__Requirements__.
• A. In the Abraham and Isaac essay, who is quoted as saying God will ask you to sacrifice your version of his stories?
• B. Carry on the Abraham and Isaac essay, picking up right after its final question.

__Selected extract__.
§
“I will have mercy, and not sacrifice.”

Matthew 9:13

Last Sunday, LDS parents around the world sat in Gospel Doctrine praising Abraham’s exact obedience as demonstrated by his willingness to sacrifice his son, Isaac.* LDS children around the world may have been feeling a bit concerned about the story, but I’m sure their teachers did their best to help the kids see what a great example Abraham was. 

I think a lot about this story, and wonder if we are getting the exact opposite message from it that we are supposed to. Instead of reading this as a story about how we, like Abraham, should be willing to sacrifice anything if asked to by God (or Church leaders …), perhaps we should be reading this story as a witness that God will never ask us to sacrifice our children. Perhaps the lesson Abraham needed to learn was not to be obedient to harsh and inscrutable commands, but that the God of Israel is a loving God unlike the one of his own childhood. And perhaps the sacrifice Abraham needed to make was not of his child, but of his previous conception of God. As Adam Miller put it, “At some point, God will ask you to sacrifice on his altar not only your stories about your own life but your version of his stories as well.”

I know that this reading of the story is difficult in light of the scriptures’ apparent claim that God is the one who told Abraham to make the sacrifice, and then rewarded him for his willingness to obey. I’m not sure how to explain that away. Was Abraham delusional? Was the intent of the authors actually to encourage the typical set of lessons (obedience) but God is whispering the true story of God’s love through the verses to those who will listen?
§
__Collected material__.
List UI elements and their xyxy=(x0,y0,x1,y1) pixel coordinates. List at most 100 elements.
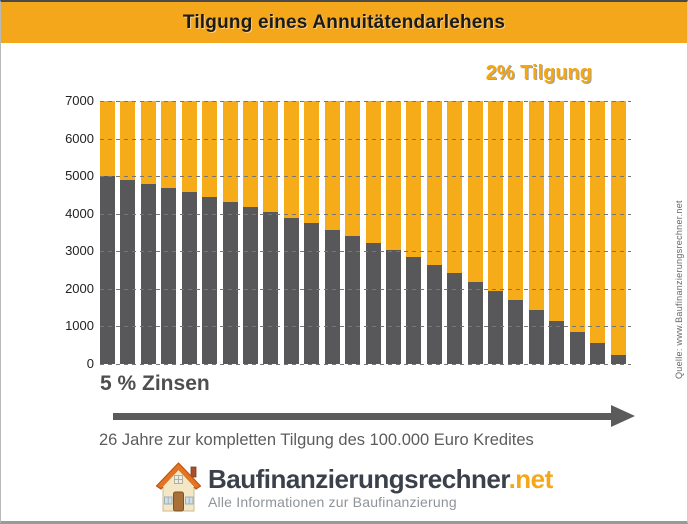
§
__Answers to the problems__.
• A. Adam Miller

• B.
Lindsey Hansen Park said something about religious trauma a few weeks ago that has stuck with me and I think may illuminate this story. She wrote, in response to the Wilcox fireside:

A lot has already been said about the (now infamous) Brad Wilcox fireside talk. Mostly about his egregious remarks defending the priesthood/temple ban, his disgusting sexism and more. I feel like that talk contains all the worst parts of my childhood church. 

I’m still struck by the fear and anger in his voice. The intensity and urgency behind how he talked about apostasy and doubt. It was binary. This splitting, black and white thinking: The church is either the most true church or completely false. You stay or you leave. You don’t question god, and if you do, walk away from everything.

Whenever I hear such reasoning, I’m reminded that logic like this is a result of a traumatized brain. Unprocessed trauma leads the brain to be unable to see other choices, nuance and options.

The most generosity I can give Brother Wilcox (although I don’t think he deserves it after spewing such hatred to youth, especially in a position of authority), is that he’s clearly spent a lifetime traumatized by his own faith. It’s so obvious in his logic and reasoning that he confuses fear with love. He’s adopted a theology of pain, passed down from generations of Mormon trauma that accepts that God asks cruel things and it is us who has to call cruelty like that, love.

One of the biggest tragedies in Mormonism for me (mostly because I live in its wake) is all the unprocessed generations of trauma that has been codified as theology. It’s unnecessary and dangerous. If you look at the history, it’s the same- our leaders take their unprocessed trauma and preach it over the pulpit as God’s love.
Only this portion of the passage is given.